● Required tasks
[A] Please write out the passage of the post on synth voice communications that begins at the words "Neil Johnson neil.johnson97" and stops after "across multiple boards.".
[B] Decide whether each statement agrees with the post on synth voice communications: (i) RS485 is described as differential; (ii) SPI is said to work well without a slave select line; (iii) addressing in-channel is said to require several slave selects. Answer yes or no for each and quote the deciding words.

● Text block
[sdiy] Communications with voices in a polyphonic synth

Neil Johnson neil.johnson97 at ntlworld.com
Thu Mar 11 00:39:19 CET 2010


Hi,

So far most of the options suggested involve some sort of external  
driver/transceiver chip.  Sorry Tom but that's the best way of  
stringing high-speed signals across multiple boards.

Secondly, SPI really really really wants the slave select line to  
synchronise the bus.  So you have clock, data (MOSI assuming  
unidirectional), and one or more slave selects.  Lots of wires.  If  
you have addressing in-channel then you only need one global slave  
select, but then every receiving node has to process each message =  
high overhead.

Tom only quoted half the message I was giving - RS485.  Its  
differential, simple, proven, with lots of low-cost 8-pin transceiver  
chips on the market.

The other half was protocol.  My suggestion was to use the 9-bit  
multiprocessor mode usually built into most micro UARTs these days.

● Data shown
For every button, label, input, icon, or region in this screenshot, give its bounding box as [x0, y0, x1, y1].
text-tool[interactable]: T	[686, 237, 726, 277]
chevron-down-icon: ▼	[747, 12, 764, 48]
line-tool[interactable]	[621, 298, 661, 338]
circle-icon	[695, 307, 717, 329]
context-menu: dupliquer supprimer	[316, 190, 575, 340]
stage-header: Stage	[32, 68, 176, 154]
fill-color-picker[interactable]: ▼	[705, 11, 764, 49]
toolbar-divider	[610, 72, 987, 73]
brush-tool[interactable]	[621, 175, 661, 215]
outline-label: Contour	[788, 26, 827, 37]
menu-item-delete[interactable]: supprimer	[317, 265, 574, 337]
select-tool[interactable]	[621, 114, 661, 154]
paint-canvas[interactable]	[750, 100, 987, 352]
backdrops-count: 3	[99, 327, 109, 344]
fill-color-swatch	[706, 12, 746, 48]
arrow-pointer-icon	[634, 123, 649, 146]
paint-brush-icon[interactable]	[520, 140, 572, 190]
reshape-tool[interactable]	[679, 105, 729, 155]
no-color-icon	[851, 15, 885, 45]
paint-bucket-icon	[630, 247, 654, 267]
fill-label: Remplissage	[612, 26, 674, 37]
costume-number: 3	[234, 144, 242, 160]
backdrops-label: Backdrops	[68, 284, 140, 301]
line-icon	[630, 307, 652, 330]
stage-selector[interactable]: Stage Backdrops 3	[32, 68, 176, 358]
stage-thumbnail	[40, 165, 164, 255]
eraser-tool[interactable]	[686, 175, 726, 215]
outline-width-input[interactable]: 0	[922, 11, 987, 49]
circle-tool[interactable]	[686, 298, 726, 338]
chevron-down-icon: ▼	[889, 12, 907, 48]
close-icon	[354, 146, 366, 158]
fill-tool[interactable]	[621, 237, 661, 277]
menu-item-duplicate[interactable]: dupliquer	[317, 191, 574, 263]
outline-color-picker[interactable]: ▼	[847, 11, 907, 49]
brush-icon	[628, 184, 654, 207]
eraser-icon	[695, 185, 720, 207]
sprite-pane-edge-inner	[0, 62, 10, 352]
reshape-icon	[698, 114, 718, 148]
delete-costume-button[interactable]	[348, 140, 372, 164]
* * *
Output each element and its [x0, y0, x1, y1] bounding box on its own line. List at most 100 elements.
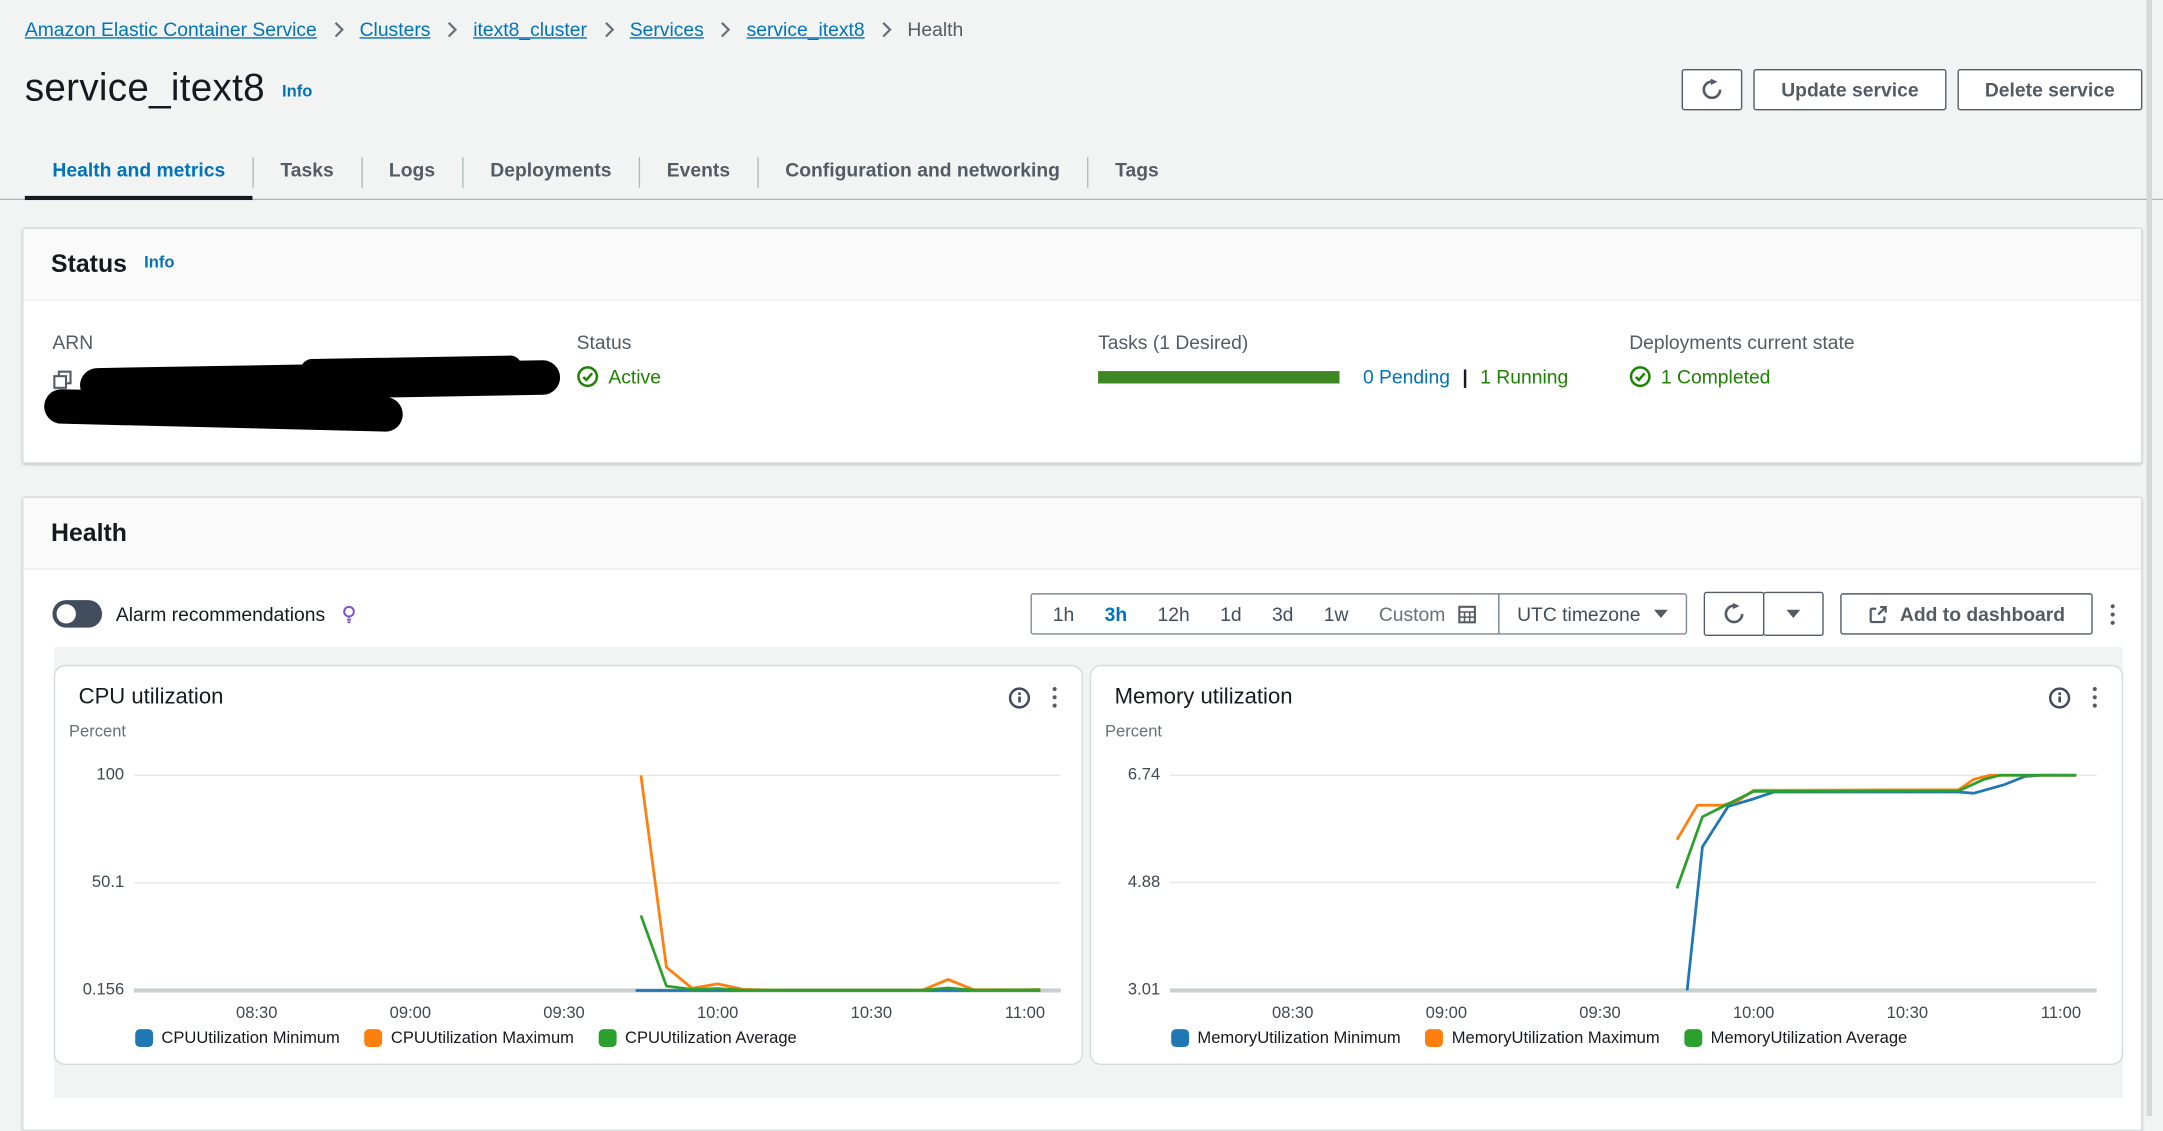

● The results
[A]
Neil Johnson neil.johnson97 at ntlworld.com
Thu Mar 11 00:39:19 CET 2010


Hi,

So far most of the options suggested involve some sort of external  
driver/transceiver chip.  Sorry Tom but that's the best way of  
stringing high-speed signals across multiple boards.

[B]
(i) Yes: "Its differential, simple, proven"
(ii) No: "SPI really really really wants the slave select line to synchronise the bus."
(iii) No: "If you have addressing in-channel then you only need one global slave select"